Records shown —

<<<<

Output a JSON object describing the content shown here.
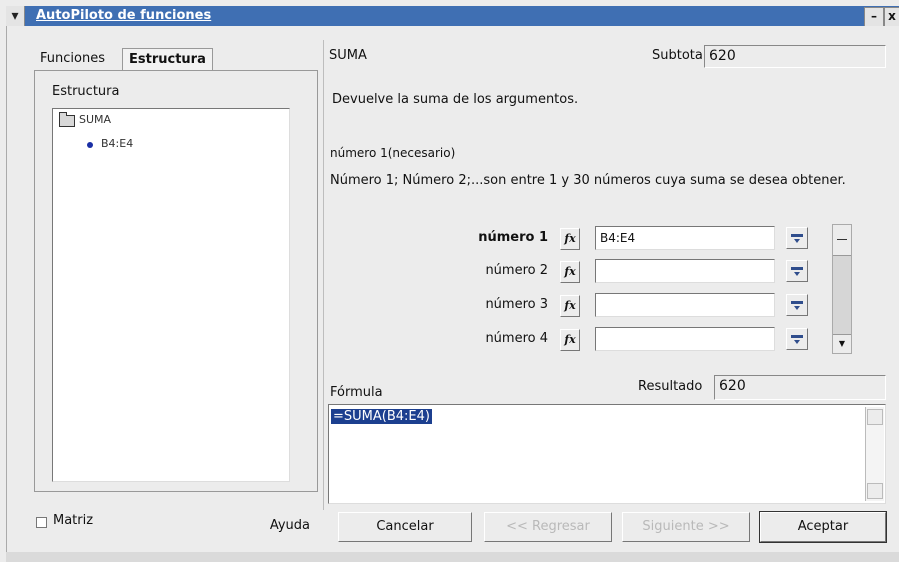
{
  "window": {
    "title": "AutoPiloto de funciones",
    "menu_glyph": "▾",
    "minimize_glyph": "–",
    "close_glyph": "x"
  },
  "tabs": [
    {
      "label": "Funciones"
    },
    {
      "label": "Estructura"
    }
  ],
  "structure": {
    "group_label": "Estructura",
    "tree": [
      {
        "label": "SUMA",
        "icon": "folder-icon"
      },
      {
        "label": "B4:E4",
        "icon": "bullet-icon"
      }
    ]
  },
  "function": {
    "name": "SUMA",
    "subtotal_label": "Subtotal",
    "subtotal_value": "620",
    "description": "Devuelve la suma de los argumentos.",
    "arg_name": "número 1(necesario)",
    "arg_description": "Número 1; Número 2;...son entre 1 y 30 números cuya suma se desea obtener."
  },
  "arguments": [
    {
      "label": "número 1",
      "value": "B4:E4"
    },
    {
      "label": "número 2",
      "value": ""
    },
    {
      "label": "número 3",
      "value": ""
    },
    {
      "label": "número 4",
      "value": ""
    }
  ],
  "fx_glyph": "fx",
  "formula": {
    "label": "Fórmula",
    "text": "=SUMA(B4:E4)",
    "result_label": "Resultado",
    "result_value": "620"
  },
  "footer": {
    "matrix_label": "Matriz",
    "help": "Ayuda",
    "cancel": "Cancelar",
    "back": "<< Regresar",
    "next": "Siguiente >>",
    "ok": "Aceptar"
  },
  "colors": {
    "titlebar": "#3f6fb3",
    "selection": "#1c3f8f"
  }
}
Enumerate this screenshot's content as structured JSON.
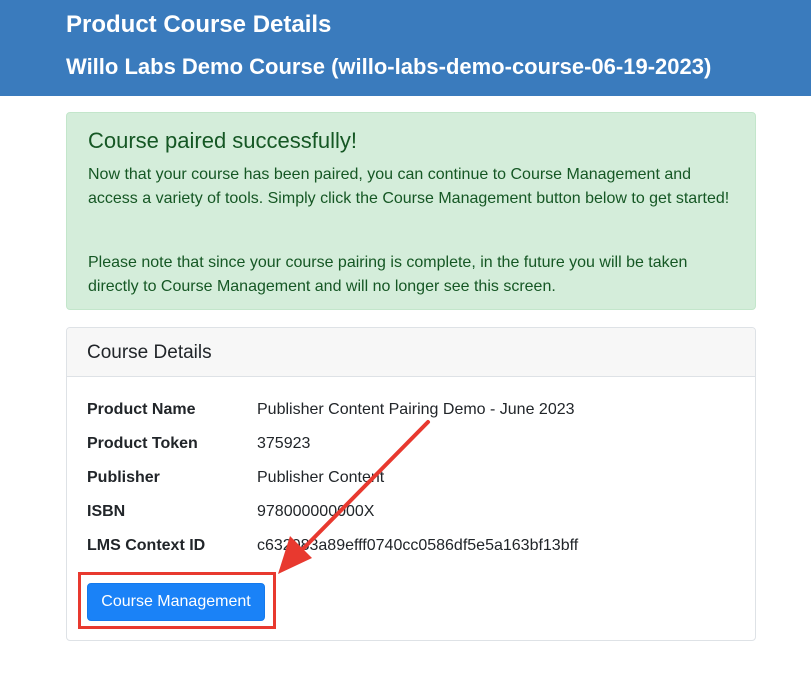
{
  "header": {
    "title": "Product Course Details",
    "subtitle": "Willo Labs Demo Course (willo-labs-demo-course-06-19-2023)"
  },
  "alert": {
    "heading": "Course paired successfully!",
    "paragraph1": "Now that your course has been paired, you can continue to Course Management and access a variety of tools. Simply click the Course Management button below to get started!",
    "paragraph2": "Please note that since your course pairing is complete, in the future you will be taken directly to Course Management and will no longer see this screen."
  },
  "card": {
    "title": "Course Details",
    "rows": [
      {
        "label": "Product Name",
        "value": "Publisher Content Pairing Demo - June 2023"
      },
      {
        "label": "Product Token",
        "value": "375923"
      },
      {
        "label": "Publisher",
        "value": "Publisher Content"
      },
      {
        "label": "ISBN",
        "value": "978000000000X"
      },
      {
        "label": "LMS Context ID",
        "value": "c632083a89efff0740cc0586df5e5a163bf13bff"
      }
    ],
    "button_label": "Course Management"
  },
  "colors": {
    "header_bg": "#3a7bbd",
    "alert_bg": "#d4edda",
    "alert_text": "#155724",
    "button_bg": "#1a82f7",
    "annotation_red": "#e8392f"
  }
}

>>>>

To do — Without the pictures, retype the whole of the material above exactly.

The response —
Output a JSON object describing the content shown here.
{
  "window": {
    "title": "AutoPiloto de funciones",
    "menu_glyph": "▾",
    "minimize_glyph": "–",
    "close_glyph": "x"
  },
  "tabs": [
    {
      "label": "Funciones"
    },
    {
      "label": "Estructura"
    }
  ],
  "structure": {
    "group_label": "Estructura",
    "tree": [
      {
        "label": "SUMA",
        "icon": "folder-icon"
      },
      {
        "label": "B4:E4",
        "icon": "bullet-icon"
      }
    ]
  },
  "function": {
    "name": "SUMA",
    "subtotal_label": "Subtotal",
    "subtotal_value": "620",
    "description": "Devuelve la suma de los argumentos.",
    "arg_name": "número 1(necesario)",
    "arg_description": "Número 1; Número 2;...son entre 1 y 30 números cuya suma se desea obtener."
  },
  "arguments": [
    {
      "label": "número 1",
      "value": "B4:E4"
    },
    {
      "label": "número 2",
      "value": ""
    },
    {
      "label": "número 3",
      "value": ""
    },
    {
      "label": "número 4",
      "value": ""
    }
  ],
  "fx_glyph": "fx",
  "formula": {
    "label": "Fórmula",
    "text": "=SUMA(B4:E4)",
    "result_label": "Resultado",
    "result_value": "620"
  },
  "footer": {
    "matrix_label": "Matriz",
    "help": "Ayuda",
    "cancel": "Cancelar",
    "back": "<< Regresar",
    "next": "Siguiente >>",
    "ok": "Aceptar"
  },
  "colors": {
    "titlebar": "#3f6fb3",
    "selection": "#1c3f8f"
  }
}
Enumerate this screenshot's content as structured JSON.
{
  "header": {
    "title": "Product Course Details",
    "subtitle": "Willo Labs Demo Course (willo-labs-demo-course-06-19-2023)"
  },
  "alert": {
    "heading": "Course paired successfully!",
    "paragraph1": "Now that your course has been paired, you can continue to Course Management and access a variety of tools. Simply click the Course Management button below to get started!",
    "paragraph2": "Please note that since your course pairing is complete, in the future you will be taken directly to Course Management and will no longer see this screen."
  },
  "card": {
    "title": "Course Details",
    "rows": [
      {
        "label": "Product Name",
        "value": "Publisher Content Pairing Demo - June 2023"
      },
      {
        "label": "Product Token",
        "value": "375923"
      },
      {
        "label": "Publisher",
        "value": "Publisher Content"
      },
      {
        "label": "ISBN",
        "value": "978000000000X"
      },
      {
        "label": "LMS Context ID",
        "value": "c632083a89efff0740cc0586df5e5a163bf13bff"
      }
    ],
    "button_label": "Course Management"
  },
  "colors": {
    "header_bg": "#3a7bbd",
    "alert_bg": "#d4edda",
    "alert_text": "#155724",
    "button_bg": "#1a82f7",
    "annotation_red": "#e8392f"
  }
}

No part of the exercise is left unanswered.